* **TASK DIRECTIONS**
Reproduce every line of the material below, but drop the pictures.

* **DATA LISTING**
- - -
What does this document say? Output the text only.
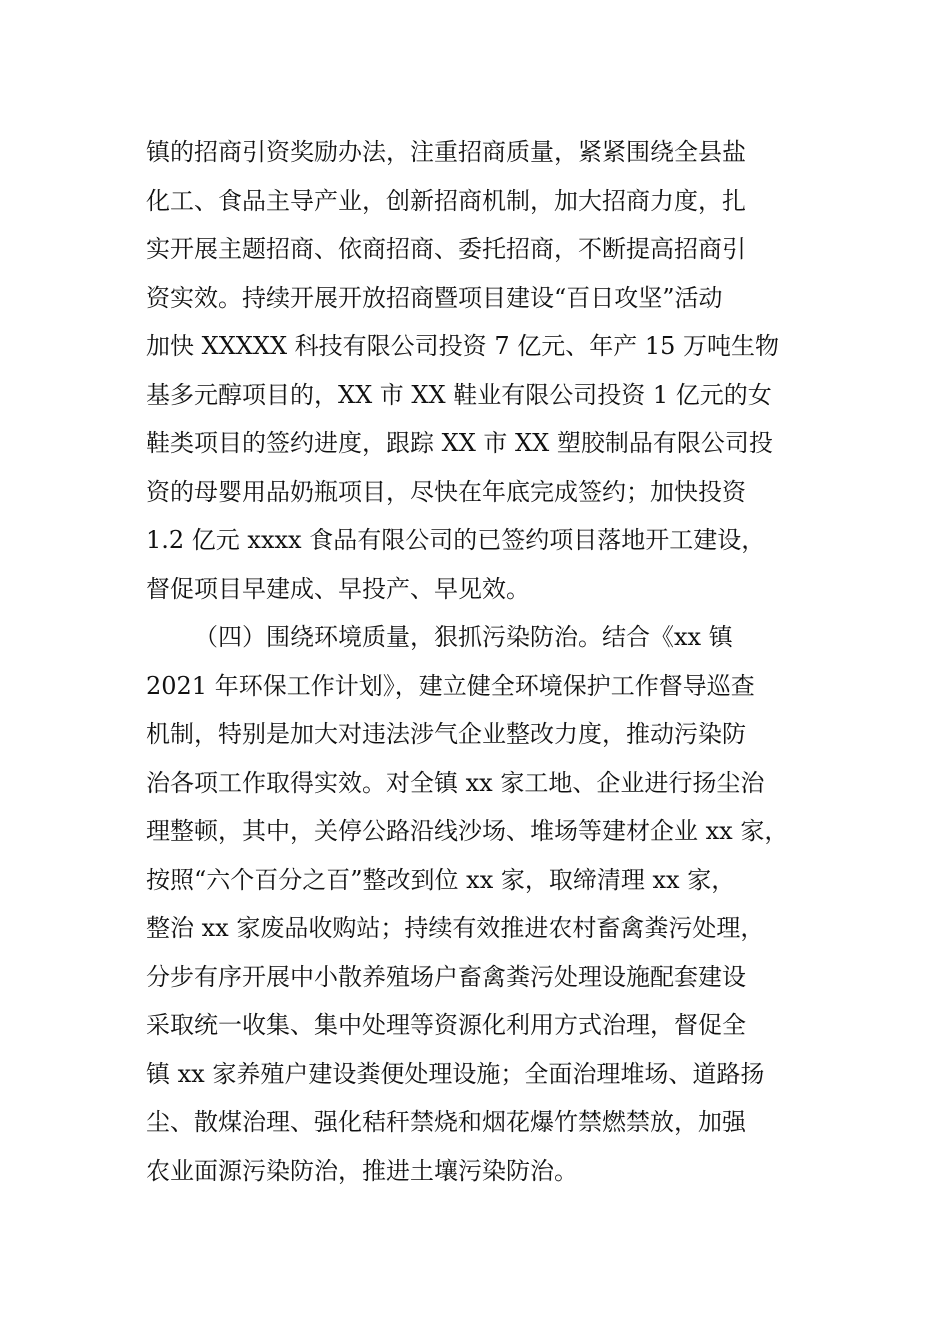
镇的招商引资奖励办法，注重招商质量，紧紧围绕全县盐
化工、食品主导产业，创新招商机制，加大招商力度，扎
实开展主题招商、依商招商、委托招商，不断提高招商引
资实效。持续开展开放招商暨项目建设“百日攻坚”活动
加快 XXXXX 科技有限公司投资 7 亿元、年产 15 万吨生物
基多元醇项目的，XX 市 XX 鞋业有限公司投资 1 亿元的女
鞋类项目的签约进度，跟踪 XX 市 XX 塑胶制品有限公司投
资的母婴用品奶瓶项目，尽快在年底完成签约；加快投资
1.2 亿元 xxxx 食品有限公司的已签约项目落地开工建设，
督促项目早建成、早投产、早见效。
（四）围绕环境质量，狠抓污染防治。结合《xx 镇
2021 年环保工作计划》，建立健全环境保护工作督导巡查
机制，特别是加大对违法涉气企业整改力度，推动污染防
治各项工作取得实效。对全镇 xx 家工地、企业进行扬尘治
理整顿，其中，关停公路沿线沙场、堆场等建材企业 xx 家，
按照“六个百分之百”整改到位 xx 家，取缔清理 xx 家，
整治 xx 家废品收购站；持续有效推进农村畜禽粪污处理，
分步有序开展中小散养殖场户畜禽粪污处理设施配套建设
采取统一收集、集中处理等资源化利用方式治理，督促全
镇 xx 家养殖户建设粪便处理设施；全面治理堆场、道路扬
尘、散煤治理、强化秸秆禁烧和烟花爆竹禁燃禁放，加强
农业面源污染防治，推进土壤污染防治。
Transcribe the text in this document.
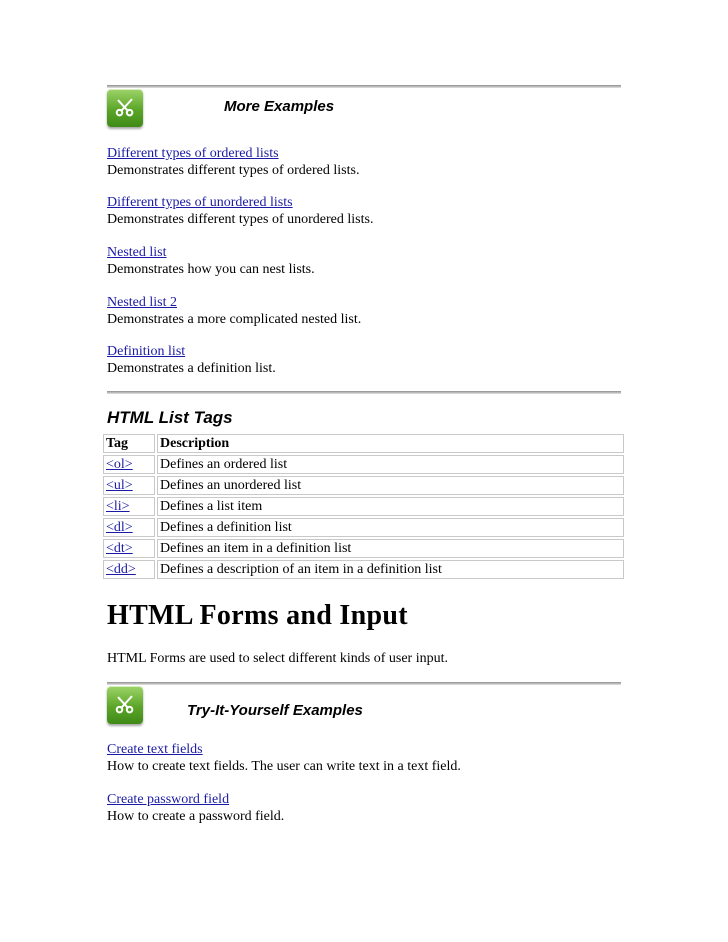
More Examples
Different types of ordered lists
Demonstrates different types of ordered lists.
Different types of unordered lists
Demonstrates different types of unordered lists.
Nested list
Demonstrates how you can nest lists.
Nested list 2
Demonstrates a more complicated nested list.
Definition list
Demonstrates a definition list.
HTML List Tags
Tag	Description
<ol>	Defines an ordered list
<ul>	Defines an unordered list
<li>	Defines a list item
<dl>	Defines a definition list
<dt>	Defines an item in a definition list
<dd>	Defines a description of an item in a definition list
HTML Forms and Input
HTML Forms are used to select different kinds of user input.
Try-It-Yourself Examples
Create text fields
How to create text fields. The user can write text in a text field.
Create password field
How to create a password field.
- - -
* **OUTPUT OF THE TASK**
What does this document say? Output the text only.
镇的招商引资奖励办法，注重招商质量，紧紧围绕全县盐
化工、食品主导产业，创新招商机制，加大招商力度，扎
实开展主题招商、依商招商、委托招商，不断提高招商引
资实效。持续开展开放招商暨项目建设“百日攻坚”活动
加快 XXXXX 科技有限公司投资 7 亿元、年产 15 万吨生物
基多元醇项目的，XX 市 XX 鞋业有限公司投资 1 亿元的女
鞋类项目的签约进度，跟踪 XX 市 XX 塑胶制品有限公司投
资的母婴用品奶瓶项目，尽快在年底完成签约；加快投资
1.2 亿元 xxxx 食品有限公司的已签约项目落地开工建设，
督促项目早建成、早投产、早见效。
（四）围绕环境质量，狠抓污染防治。结合《xx 镇
2021 年环保工作计划》，建立健全环境保护工作督导巡查
机制，特别是加大对违法涉气企业整改力度，推动污染防
治各项工作取得实效。对全镇 xx 家工地、企业进行扬尘治
理整顿，其中，关停公路沿线沙场、堆场等建材企业 xx 家，
按照“六个百分之百”整改到位 xx 家，取缔清理 xx 家，
整治 xx 家废品收购站；持续有效推进农村畜禽粪污处理，
分步有序开展中小散养殖场户畜禽粪污处理设施配套建设
采取统一收集、集中处理等资源化利用方式治理，督促全
镇 xx 家养殖户建设粪便处理设施；全面治理堆场、道路扬
尘、散煤治理、强化秸秆禁烧和烟花爆竹禁燃禁放，加强
农业面源污染防治，推进土壤污染防治。
Transcribe the text in this document.
More Examples
Different types of ordered lists
Demonstrates different types of ordered lists.
Different types of unordered lists
Demonstrates different types of unordered lists.
Nested list
Demonstrates how you can nest lists.
Nested list 2
Demonstrates a more complicated nested list.
Definition list
Demonstrates a definition list.
HTML List Tags
Tag	Description
<ol>	Defines an ordered list
<ul>	Defines an unordered list
<li>	Defines a list item
<dl>	Defines a definition list
<dt>	Defines an item in a definition list
<dd>	Defines a description of an item in a definition list
HTML Forms and Input
HTML Forms are used to select different kinds of user input.
Try-It-Yourself Examples
Create text fields
How to create text fields. The user can write text in a text field.
Create password field
How to create a password field.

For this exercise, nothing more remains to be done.